◆ Stored data:
## start

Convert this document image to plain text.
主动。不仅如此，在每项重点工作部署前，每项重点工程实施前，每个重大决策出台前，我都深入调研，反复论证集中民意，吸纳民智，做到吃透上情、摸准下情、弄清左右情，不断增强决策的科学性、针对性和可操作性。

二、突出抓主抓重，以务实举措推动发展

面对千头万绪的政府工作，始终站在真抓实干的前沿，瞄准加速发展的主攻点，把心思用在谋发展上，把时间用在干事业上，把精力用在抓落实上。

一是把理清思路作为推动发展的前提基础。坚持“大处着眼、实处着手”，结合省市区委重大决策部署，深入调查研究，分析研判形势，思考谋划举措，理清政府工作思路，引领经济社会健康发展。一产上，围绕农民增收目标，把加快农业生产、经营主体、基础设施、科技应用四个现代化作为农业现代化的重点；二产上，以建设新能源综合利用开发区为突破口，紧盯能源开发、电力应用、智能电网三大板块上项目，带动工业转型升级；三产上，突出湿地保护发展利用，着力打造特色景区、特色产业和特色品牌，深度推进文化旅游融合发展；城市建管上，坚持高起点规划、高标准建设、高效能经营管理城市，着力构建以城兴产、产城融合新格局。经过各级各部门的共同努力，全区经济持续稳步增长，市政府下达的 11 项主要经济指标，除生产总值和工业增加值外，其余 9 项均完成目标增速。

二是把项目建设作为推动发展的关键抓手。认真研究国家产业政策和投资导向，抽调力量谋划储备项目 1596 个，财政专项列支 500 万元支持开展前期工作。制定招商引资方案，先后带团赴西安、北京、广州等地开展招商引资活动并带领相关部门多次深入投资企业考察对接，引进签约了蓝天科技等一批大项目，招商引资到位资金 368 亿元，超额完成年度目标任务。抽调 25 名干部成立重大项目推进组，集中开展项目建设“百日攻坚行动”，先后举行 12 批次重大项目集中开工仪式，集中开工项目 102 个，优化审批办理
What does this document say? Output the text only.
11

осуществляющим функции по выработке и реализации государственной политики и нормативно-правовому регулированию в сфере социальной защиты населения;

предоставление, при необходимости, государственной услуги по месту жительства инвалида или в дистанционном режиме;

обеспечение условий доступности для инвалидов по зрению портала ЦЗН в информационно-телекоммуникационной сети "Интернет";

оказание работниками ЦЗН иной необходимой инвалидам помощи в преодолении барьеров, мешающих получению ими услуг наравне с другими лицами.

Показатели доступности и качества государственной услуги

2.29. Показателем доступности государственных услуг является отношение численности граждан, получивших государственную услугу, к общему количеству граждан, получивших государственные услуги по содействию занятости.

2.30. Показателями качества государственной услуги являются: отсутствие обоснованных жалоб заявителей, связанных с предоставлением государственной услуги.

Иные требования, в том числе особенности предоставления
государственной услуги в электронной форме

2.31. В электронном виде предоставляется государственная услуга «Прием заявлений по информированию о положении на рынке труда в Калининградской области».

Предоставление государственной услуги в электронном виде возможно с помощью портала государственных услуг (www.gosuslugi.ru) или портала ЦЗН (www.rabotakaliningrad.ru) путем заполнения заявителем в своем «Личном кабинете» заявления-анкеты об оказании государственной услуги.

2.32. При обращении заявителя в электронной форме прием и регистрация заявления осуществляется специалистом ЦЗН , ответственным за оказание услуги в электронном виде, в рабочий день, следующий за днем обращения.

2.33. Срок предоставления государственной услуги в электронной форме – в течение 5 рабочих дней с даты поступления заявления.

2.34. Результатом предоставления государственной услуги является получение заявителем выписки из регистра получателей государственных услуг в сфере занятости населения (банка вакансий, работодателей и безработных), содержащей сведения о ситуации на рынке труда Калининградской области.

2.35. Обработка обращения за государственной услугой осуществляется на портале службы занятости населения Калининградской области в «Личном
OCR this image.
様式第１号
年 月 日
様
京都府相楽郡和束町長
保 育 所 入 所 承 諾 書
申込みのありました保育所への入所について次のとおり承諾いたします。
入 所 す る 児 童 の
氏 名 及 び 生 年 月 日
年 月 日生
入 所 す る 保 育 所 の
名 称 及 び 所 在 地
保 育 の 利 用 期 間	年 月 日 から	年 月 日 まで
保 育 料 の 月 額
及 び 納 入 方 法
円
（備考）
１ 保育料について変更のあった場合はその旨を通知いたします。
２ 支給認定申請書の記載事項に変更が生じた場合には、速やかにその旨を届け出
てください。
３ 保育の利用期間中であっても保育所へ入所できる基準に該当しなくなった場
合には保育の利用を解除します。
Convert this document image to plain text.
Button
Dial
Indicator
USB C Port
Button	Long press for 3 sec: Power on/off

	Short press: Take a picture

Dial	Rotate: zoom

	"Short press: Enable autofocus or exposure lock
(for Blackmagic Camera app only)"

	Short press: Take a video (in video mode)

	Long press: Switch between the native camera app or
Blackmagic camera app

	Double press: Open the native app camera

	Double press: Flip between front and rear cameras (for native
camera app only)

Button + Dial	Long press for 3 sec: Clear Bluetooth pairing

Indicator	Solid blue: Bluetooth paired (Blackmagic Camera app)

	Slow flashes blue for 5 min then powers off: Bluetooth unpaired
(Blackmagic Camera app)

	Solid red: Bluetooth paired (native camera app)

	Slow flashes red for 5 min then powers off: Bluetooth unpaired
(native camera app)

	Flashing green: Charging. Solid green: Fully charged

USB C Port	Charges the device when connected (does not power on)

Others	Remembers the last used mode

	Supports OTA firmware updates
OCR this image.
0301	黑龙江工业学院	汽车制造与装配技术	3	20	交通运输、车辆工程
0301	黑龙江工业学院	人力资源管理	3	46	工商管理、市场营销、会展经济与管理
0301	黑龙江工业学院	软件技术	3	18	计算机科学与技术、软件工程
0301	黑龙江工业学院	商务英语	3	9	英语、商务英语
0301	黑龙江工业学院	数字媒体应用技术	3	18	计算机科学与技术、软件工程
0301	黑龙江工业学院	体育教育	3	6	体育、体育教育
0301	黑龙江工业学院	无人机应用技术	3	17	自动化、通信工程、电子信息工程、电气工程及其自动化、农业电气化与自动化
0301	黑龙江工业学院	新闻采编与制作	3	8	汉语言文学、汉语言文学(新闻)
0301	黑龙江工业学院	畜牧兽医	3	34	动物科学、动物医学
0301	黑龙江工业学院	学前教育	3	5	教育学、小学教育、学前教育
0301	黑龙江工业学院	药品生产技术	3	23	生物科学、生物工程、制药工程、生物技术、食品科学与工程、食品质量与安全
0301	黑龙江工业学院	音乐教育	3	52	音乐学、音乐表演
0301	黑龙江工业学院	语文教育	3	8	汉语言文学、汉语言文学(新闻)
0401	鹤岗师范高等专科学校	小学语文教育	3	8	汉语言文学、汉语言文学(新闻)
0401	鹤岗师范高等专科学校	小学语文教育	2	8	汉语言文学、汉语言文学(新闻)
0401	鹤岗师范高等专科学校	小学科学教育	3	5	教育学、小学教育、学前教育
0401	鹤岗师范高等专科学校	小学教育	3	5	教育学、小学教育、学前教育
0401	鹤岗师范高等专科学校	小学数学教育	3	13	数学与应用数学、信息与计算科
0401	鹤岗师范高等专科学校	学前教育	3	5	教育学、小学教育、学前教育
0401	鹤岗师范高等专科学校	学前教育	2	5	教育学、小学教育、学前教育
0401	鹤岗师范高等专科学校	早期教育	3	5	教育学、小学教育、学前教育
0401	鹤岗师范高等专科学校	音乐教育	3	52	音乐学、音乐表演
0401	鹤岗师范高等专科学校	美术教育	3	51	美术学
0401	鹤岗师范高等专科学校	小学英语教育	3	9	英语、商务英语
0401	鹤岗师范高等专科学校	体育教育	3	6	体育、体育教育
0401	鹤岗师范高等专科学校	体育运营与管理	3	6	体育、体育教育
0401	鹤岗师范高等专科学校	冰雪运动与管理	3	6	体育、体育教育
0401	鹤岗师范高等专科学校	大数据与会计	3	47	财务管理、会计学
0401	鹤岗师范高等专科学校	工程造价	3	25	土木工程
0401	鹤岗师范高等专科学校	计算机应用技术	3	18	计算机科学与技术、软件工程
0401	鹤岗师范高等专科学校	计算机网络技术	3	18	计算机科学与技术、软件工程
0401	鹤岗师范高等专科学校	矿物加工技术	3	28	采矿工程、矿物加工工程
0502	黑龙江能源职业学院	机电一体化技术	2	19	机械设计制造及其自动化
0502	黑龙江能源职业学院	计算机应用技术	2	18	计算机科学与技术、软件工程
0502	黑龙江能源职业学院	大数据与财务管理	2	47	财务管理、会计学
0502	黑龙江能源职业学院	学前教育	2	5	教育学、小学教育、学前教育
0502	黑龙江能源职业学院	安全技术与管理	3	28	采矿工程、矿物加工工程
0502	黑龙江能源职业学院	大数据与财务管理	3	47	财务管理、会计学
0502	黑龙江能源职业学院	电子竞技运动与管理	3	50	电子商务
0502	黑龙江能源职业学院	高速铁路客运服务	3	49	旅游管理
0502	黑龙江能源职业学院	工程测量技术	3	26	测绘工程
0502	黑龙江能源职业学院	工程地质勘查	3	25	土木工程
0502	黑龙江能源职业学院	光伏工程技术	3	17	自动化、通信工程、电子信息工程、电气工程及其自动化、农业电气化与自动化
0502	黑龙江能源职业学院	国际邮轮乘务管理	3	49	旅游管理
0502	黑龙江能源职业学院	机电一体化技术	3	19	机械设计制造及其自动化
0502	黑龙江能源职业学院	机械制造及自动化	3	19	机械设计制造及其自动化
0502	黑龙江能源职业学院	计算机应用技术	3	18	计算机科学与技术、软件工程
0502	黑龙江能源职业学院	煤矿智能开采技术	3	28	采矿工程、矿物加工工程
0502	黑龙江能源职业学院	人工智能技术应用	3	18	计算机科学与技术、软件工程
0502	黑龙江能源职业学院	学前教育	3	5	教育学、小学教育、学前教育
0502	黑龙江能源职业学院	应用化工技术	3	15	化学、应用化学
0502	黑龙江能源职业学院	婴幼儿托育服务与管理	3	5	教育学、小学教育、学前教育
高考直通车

## end

◆ Goal: Review the preceding data and report every line that includes the string "форме".

◆ The completed task:
государственной услуги в электронной форме
2.32. При обращении заявителя в электронной форме прием и регистрация заявления осуществляется специалистом ЦЗН , ответственным за оказание услуги в электронном виде, в рабочий день, следующий за днем обращения.
2.33. Срок предоставления государственной услуги в электронной форме – в течение 5 рабочих дней с даты поступления заявления.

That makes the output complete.